PROBLEM TO WORK ON:
All lines holding the string "ZBrush" are to be shown.

== SOURCE MATERIAL ==

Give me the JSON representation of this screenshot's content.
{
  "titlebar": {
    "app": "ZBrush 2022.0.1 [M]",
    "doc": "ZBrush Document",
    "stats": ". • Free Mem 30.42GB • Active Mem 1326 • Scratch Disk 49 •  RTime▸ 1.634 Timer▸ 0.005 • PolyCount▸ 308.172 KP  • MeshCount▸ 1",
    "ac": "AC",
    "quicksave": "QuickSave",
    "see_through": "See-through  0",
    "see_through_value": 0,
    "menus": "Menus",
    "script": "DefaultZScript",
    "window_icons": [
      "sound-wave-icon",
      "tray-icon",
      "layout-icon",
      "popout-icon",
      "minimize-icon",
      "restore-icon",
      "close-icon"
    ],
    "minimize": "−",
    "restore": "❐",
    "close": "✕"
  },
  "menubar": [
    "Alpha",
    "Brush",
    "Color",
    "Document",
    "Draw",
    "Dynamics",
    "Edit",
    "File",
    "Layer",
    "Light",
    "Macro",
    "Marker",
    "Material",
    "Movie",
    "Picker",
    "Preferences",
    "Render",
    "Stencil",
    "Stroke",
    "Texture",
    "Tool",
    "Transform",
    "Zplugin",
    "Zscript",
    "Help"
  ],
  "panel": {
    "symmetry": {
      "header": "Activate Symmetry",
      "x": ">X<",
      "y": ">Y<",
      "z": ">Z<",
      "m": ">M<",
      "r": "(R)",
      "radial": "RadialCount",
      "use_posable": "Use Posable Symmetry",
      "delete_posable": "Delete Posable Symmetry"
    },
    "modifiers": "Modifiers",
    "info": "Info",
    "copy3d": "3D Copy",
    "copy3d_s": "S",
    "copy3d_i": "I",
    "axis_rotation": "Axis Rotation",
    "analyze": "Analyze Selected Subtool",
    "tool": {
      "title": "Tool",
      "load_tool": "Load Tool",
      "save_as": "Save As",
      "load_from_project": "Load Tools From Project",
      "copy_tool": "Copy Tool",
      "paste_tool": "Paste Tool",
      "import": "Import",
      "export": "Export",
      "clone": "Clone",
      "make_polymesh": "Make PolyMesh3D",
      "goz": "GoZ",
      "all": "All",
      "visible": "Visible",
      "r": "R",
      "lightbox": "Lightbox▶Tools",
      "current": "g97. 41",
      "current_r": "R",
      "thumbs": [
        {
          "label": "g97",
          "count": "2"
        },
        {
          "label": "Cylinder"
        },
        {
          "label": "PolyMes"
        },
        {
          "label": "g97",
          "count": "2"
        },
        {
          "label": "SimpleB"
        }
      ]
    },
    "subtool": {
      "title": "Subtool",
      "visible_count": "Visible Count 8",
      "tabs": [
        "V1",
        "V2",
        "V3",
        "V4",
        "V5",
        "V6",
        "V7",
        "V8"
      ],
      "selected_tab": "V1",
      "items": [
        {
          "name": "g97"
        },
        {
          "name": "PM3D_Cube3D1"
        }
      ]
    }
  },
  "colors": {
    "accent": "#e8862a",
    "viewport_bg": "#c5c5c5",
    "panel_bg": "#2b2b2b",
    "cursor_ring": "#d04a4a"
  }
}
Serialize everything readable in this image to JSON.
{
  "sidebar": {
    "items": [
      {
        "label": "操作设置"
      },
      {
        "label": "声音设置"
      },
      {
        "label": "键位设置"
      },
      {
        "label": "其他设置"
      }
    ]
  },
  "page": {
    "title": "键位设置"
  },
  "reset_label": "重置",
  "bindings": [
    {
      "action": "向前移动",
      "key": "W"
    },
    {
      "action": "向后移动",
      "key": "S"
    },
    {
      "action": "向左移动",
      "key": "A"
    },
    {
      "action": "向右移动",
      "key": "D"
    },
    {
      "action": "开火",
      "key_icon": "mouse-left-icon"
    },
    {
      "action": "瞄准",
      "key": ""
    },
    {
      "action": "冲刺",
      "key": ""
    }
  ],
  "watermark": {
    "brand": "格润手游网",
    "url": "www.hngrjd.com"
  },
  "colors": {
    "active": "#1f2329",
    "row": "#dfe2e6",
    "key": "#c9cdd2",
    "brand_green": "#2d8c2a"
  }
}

===

COMPLETE ANSWER:
    "app": "ZBrush 2022.0.1 [M]",
    "doc": "ZBrush Document",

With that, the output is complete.